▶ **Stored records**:
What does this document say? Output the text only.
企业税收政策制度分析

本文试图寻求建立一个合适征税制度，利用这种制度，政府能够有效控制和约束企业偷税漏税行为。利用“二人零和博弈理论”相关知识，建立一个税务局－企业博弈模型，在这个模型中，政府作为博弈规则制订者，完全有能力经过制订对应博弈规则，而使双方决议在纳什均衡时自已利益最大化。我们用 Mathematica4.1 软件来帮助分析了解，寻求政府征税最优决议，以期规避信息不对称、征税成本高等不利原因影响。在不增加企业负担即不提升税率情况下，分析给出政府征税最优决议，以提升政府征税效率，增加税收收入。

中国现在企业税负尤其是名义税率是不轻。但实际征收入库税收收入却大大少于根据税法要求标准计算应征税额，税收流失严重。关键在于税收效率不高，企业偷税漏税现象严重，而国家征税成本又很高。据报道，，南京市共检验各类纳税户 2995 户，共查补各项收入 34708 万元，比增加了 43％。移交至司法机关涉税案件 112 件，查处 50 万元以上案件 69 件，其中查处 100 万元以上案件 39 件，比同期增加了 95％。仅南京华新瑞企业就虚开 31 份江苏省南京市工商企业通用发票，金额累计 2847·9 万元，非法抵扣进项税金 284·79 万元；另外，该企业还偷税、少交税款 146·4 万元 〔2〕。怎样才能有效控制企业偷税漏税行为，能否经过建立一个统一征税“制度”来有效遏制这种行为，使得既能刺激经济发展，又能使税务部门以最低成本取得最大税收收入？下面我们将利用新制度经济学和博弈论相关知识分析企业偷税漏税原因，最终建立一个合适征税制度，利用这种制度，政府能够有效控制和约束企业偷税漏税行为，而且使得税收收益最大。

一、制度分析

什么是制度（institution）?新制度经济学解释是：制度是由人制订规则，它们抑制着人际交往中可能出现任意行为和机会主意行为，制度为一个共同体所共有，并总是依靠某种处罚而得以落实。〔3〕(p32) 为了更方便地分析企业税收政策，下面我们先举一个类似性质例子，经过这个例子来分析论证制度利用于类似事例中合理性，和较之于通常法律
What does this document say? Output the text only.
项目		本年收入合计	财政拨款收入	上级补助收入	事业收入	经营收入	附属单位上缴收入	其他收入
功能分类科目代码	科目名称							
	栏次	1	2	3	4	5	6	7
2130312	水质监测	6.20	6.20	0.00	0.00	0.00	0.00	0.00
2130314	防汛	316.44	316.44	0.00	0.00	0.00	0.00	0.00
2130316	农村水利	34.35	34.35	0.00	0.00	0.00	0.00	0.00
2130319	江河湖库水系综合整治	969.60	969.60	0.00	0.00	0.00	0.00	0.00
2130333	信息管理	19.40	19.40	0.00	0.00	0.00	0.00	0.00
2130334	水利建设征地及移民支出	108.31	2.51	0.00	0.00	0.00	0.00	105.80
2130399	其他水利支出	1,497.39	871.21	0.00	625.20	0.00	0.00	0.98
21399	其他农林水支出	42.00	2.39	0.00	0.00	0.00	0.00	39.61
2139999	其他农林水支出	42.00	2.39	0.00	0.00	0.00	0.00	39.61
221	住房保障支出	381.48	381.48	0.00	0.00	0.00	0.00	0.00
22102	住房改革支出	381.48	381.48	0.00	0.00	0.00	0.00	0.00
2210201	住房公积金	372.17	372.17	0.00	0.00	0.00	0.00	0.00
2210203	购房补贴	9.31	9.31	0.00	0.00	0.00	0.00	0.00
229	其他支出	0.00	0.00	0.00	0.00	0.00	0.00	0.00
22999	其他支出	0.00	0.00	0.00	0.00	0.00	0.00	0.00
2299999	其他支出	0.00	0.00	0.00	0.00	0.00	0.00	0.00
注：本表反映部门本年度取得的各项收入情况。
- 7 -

▶ **PROBLEM TO SOLVE**:
All of the lines above must be returned exactly.

▶ **ANSWER**:
What does this document say? Output the text only.
企业税收政策制度分析

本文试图寻求建立一个合适征税制度，利用这种制度，政府能够有效控制和约束企业偷税漏税行为。利用“二人零和博弈理论”相关知识，建立一个税务局－企业博弈模型，在这个模型中，政府作为博弈规则制订者，完全有能力经过制订对应博弈规则，而使双方决议在纳什均衡时自已利益最大化。我们用 Mathematica4.1 软件来帮助分析了解，寻求政府征税最优决议，以期规避信息不对称、征税成本高等不利原因影响。在不增加企业负担即不提升税率情况下，分析给出政府征税最优决议，以提升政府征税效率，增加税收收入。

中国现在企业税负尤其是名义税率是不轻。但实际征收入库税收收入却大大少于根据税法要求标准计算应征税额，税收流失严重。关键在于税收效率不高，企业偷税漏税现象严重，而国家征税成本又很高。据报道，，南京市共检验各类纳税户 2995 户，共查补各项收入 34708 万元，比增加了 43％。移交至司法机关涉税案件 112 件，查处 50 万元以上案件 69 件，其中查处 100 万元以上案件 39 件，比同期增加了 95％。仅南京华新瑞企业就虚开 31 份江苏省南京市工商企业通用发票，金额累计 2847·9 万元，非法抵扣进项税金 284·79 万元；另外，该企业还偷税、少交税款 146·4 万元 〔2〕。怎样才能有效控制企业偷税漏税行为，能否经过建立一个统一征税“制度”来有效遏制这种行为，使得既能刺激经济发展，又能使税务部门以最低成本取得最大税收收入？下面我们将利用新制度经济学和博弈论相关知识分析企业偷税漏税原因，最终建立一个合适征税制度，利用这种制度，政府能够有效控制和约束企业偷税漏税行为，而且使得税收收益最大。

一、制度分析

什么是制度（institution）?新制度经济学解释是：制度是由人制订规则，它们抑制着人际交往中可能出现任意行为和机会主意行为，制度为一个共同体所共有，并总是依靠某种处罚而得以落实。〔3〕(p32) 为了更方便地分析企业税收政策，下面我们先举一个类似性质例子，经过这个例子来分析论证制度利用于类似事例中合理性，和较之于通常法律
What does this document say? Output the text only.
项目		本年收入合计	财政拨款收入	上级补助收入	事业收入	经营收入	附属单位上缴收入	其他收入
功能分类科目代码	科目名称							
	栏次	1	2	3	4	5	6	7
2130312	水质监测	6.20	6.20	0.00	0.00	0.00	0.00	0.00
2130314	防汛	316.44	316.44	0.00	0.00	0.00	0.00	0.00
2130316	农村水利	34.35	34.35	0.00	0.00	0.00	0.00	0.00
2130319	江河湖库水系综合整治	969.60	969.60	0.00	0.00	0.00	0.00	0.00
2130333	信息管理	19.40	19.40	0.00	0.00	0.00	0.00	0.00
2130334	水利建设征地及移民支出	108.31	2.51	0.00	0.00	0.00	0.00	105.80
2130399	其他水利支出	1,497.39	871.21	0.00	625.20	0.00	0.00	0.98
21399	其他农林水支出	42.00	2.39	0.00	0.00	0.00	0.00	39.61
2139999	其他农林水支出	42.00	2.39	0.00	0.00	0.00	0.00	39.61
221	住房保障支出	381.48	381.48	0.00	0.00	0.00	0.00	0.00
22102	住房改革支出	381.48	381.48	0.00	0.00	0.00	0.00	0.00
2210201	住房公积金	372.17	372.17	0.00	0.00	0.00	0.00	0.00
2210203	购房补贴	9.31	9.31	0.00	0.00	0.00	0.00	0.00
229	其他支出	0.00	0.00	0.00	0.00	0.00	0.00	0.00
22999	其他支出	0.00	0.00	0.00	0.00	0.00	0.00	0.00
2299999	其他支出	0.00	0.00	0.00	0.00	0.00	0.00	0.00
注：本表反映部门本年度取得的各项收入情况。
- 7 -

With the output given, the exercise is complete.